SET PROBLEM
Reproduce all the lines below exactly and omit the images.

DATASET ENTRIES
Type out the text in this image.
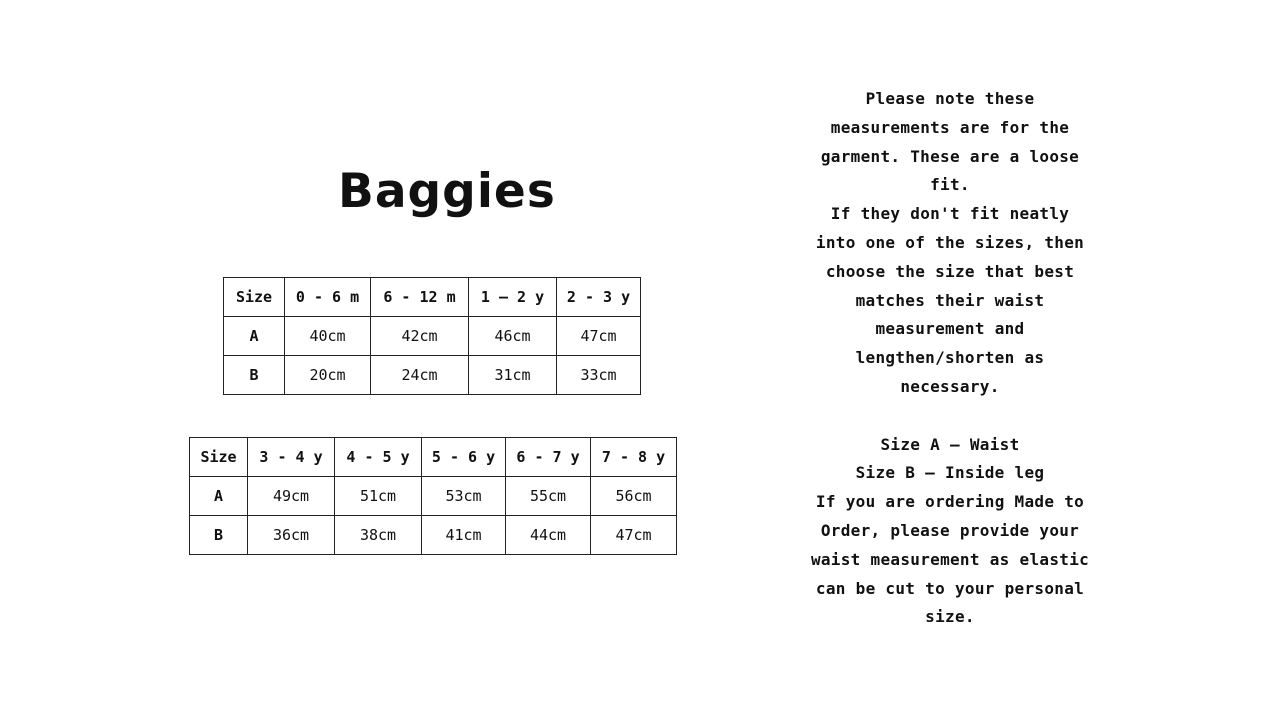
Baggies
Size	0 - 6 m	6 - 12 m	1 – 2 y	2 - 3 y
A	40cm	42cm	46cm	47cm
B	20cm	24cm	31cm	33cm
Size	3 - 4 y	4 - 5 y	5 - 6 y	6 - 7 y	7 - 8 y
A	49cm	51cm	53cm	55cm	56cm
B	36cm	38cm	41cm	44cm	47cm

Please note these measurements are for the garment. These are a loose fit.

If they don't fit neatly into one of the sizes, then choose the size that best matches their waist measurement and lengthen/shorten as necessary.

Size A – Waist

Size B – Inside leg

If you are ordering Made to Order, please provide your waist measurement as elastic can be cut to your personal size.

FINAL RESULT
Type out the text in this image.
Baggies
Size	0 - 6 m	6 - 12 m	1 – 2 y	2 - 3 y
A	40cm	42cm	46cm	47cm
B	20cm	24cm	31cm	33cm
Size	3 - 4 y	4 - 5 y	5 - 6 y	6 - 7 y	7 - 8 y
A	49cm	51cm	53cm	55cm	56cm
B	36cm	38cm	41cm	44cm	47cm

Please note these measurements are for the garment. These are a loose fit.

If they don't fit neatly into one of the sizes, then choose the size that best matches their waist measurement and lengthen/shorten as necessary.

Size A – Waist

Size B – Inside leg

If you are ordering Made to Order, please provide your waist measurement as elastic can be cut to your personal size.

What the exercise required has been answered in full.